* [WHAT IS ASKED]
Report each line of the data that has "panel" somewhere in it.

* [DATA SHOWN]
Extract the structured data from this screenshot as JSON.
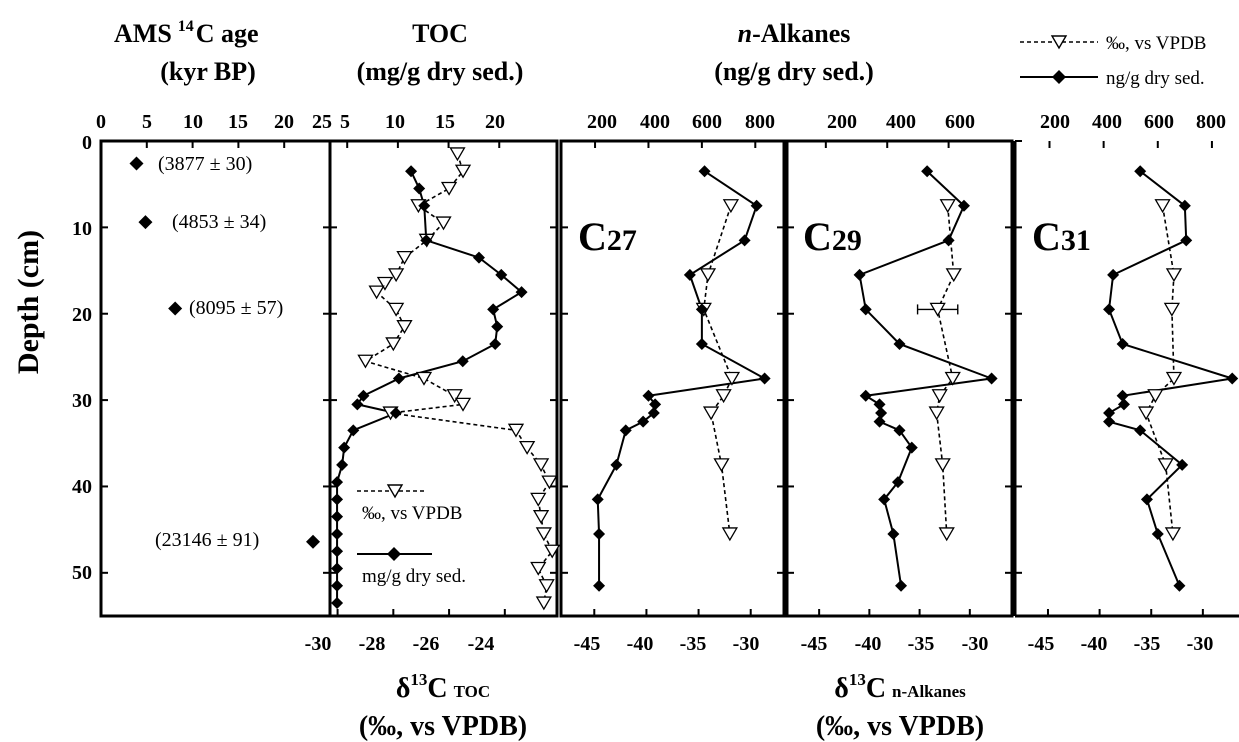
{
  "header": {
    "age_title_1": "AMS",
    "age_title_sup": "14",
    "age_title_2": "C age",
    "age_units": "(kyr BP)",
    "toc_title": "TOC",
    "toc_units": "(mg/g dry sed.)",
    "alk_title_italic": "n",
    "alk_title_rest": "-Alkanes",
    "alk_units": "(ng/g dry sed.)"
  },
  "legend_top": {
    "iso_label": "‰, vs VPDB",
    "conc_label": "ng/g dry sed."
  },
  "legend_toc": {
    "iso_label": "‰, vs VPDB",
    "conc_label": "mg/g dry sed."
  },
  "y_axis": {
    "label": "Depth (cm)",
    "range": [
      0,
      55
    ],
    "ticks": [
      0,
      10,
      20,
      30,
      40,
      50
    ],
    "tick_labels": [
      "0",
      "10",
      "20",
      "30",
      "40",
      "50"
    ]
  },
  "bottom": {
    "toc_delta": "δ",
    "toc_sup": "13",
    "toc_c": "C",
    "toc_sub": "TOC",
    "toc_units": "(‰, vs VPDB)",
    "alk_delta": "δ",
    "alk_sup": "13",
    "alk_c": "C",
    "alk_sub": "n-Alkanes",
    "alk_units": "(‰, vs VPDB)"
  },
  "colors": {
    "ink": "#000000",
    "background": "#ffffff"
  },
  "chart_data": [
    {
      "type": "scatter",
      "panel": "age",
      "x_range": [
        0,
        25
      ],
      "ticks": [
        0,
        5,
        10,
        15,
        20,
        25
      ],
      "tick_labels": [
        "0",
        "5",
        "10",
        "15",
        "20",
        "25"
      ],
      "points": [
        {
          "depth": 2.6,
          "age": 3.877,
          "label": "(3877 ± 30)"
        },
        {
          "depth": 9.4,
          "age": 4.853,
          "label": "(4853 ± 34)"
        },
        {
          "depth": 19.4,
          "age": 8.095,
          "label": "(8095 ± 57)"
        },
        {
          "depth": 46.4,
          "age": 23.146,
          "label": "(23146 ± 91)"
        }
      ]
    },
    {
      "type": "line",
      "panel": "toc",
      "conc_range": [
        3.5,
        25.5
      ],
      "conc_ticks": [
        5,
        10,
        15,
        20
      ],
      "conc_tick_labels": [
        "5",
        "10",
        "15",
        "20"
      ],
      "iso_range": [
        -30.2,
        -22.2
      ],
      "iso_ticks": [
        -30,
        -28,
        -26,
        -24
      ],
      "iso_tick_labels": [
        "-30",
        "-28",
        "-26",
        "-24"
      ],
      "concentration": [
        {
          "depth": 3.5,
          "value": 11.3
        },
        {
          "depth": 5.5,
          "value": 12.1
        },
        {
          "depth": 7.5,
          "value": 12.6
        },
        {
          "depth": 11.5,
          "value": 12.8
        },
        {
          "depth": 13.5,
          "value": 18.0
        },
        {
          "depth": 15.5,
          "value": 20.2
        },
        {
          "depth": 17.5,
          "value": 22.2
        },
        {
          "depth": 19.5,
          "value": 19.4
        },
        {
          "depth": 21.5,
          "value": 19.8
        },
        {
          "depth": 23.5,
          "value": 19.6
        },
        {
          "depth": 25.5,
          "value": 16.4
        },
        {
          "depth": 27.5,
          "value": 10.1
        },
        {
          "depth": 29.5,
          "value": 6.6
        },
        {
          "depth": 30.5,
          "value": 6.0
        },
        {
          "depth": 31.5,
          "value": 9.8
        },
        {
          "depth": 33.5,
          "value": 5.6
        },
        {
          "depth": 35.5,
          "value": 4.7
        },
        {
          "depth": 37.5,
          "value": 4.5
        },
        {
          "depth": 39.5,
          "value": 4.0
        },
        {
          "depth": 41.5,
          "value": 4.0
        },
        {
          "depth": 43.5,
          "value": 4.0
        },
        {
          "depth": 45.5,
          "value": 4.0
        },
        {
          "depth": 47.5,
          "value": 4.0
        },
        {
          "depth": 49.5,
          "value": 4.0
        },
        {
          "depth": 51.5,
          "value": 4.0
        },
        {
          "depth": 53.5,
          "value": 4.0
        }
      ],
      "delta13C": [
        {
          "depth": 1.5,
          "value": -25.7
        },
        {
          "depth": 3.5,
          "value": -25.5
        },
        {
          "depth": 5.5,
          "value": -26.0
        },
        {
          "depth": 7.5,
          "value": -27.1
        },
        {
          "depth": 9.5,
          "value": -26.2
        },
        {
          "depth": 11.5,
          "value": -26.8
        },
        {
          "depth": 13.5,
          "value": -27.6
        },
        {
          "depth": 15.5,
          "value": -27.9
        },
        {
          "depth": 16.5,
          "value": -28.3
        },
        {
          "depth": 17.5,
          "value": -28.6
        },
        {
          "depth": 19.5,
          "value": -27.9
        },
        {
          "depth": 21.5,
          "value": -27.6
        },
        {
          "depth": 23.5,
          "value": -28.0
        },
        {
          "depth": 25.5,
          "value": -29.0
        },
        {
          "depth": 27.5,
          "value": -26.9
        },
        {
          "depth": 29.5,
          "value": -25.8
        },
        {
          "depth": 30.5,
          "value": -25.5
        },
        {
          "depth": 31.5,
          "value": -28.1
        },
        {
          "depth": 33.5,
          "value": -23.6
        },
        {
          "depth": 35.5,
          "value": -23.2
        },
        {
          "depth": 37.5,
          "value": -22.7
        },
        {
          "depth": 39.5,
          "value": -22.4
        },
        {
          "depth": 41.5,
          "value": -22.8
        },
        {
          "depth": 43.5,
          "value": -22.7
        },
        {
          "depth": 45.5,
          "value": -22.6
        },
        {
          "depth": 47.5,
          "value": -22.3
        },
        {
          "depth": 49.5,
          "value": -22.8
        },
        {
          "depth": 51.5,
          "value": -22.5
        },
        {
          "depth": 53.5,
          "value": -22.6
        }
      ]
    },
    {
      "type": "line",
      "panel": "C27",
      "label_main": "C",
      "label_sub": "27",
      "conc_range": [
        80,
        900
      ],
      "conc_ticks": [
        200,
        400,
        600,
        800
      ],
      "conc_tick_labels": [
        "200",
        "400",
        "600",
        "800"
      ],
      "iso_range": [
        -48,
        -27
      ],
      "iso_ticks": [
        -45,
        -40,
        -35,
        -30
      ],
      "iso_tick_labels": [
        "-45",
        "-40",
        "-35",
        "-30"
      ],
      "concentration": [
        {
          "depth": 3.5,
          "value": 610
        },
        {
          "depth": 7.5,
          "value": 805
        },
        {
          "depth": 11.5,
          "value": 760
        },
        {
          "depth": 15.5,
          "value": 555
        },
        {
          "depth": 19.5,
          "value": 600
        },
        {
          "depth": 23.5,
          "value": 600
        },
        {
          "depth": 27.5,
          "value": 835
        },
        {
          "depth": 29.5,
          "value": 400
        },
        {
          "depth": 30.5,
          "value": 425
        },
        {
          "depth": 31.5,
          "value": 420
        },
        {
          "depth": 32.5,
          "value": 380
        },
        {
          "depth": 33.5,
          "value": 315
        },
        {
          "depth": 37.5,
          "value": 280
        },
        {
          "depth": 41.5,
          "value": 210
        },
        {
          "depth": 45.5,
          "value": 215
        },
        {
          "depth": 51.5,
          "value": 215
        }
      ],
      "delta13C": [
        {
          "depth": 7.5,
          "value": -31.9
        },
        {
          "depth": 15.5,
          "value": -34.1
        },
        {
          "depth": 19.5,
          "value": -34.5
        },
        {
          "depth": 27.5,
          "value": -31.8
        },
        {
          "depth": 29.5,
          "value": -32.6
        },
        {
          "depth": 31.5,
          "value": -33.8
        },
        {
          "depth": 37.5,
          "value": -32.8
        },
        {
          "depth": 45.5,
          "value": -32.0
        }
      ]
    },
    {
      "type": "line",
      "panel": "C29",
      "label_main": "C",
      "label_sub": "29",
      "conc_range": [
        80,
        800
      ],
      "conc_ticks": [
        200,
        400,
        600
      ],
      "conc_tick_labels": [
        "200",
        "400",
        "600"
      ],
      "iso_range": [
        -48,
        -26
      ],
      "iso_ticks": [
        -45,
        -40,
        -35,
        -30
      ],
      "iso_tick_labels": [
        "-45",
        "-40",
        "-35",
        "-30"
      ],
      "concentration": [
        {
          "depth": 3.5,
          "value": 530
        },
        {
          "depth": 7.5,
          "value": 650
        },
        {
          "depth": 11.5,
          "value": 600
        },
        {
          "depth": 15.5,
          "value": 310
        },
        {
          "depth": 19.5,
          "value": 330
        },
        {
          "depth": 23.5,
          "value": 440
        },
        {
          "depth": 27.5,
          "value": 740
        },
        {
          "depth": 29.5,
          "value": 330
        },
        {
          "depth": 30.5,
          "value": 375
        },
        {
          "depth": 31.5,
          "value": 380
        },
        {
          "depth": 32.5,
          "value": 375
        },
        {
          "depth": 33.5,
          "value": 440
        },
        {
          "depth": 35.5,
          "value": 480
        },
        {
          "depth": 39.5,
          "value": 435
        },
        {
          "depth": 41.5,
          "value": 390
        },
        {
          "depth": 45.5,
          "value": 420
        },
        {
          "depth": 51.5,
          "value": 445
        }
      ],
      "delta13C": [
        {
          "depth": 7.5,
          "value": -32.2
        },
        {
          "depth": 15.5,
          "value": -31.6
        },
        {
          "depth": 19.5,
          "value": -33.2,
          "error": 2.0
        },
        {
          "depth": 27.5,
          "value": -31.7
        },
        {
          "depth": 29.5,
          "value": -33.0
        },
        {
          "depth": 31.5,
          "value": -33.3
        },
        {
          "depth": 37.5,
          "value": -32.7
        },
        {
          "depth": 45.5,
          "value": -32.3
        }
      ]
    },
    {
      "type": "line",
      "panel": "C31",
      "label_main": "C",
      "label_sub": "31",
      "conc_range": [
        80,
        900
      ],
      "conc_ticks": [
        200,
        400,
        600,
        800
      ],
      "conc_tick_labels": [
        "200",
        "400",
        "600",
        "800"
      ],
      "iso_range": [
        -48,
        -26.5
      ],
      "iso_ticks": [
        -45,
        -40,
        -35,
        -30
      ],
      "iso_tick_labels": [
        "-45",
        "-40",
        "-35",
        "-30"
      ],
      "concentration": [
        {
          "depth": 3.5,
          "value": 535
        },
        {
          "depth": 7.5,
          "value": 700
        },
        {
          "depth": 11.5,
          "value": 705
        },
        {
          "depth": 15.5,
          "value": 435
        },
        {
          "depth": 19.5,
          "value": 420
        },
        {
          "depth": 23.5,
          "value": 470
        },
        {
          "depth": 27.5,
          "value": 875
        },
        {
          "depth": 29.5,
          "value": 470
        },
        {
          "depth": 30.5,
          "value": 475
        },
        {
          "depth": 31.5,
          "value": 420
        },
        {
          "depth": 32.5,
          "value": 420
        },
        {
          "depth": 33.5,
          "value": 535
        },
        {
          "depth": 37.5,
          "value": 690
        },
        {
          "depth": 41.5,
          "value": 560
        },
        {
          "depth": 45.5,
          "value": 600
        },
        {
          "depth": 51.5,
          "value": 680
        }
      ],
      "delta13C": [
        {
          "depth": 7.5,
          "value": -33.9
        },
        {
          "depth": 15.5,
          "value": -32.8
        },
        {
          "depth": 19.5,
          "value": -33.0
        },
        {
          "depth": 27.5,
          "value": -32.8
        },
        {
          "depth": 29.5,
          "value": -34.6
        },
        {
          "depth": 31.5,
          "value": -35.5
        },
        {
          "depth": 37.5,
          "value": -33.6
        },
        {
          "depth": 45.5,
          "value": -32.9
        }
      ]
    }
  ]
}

* [SOLUTION]
      "panel": "age",
      "panel": "toc",
      "panel": "C27",
      "panel": "C29",
      "panel": "C31",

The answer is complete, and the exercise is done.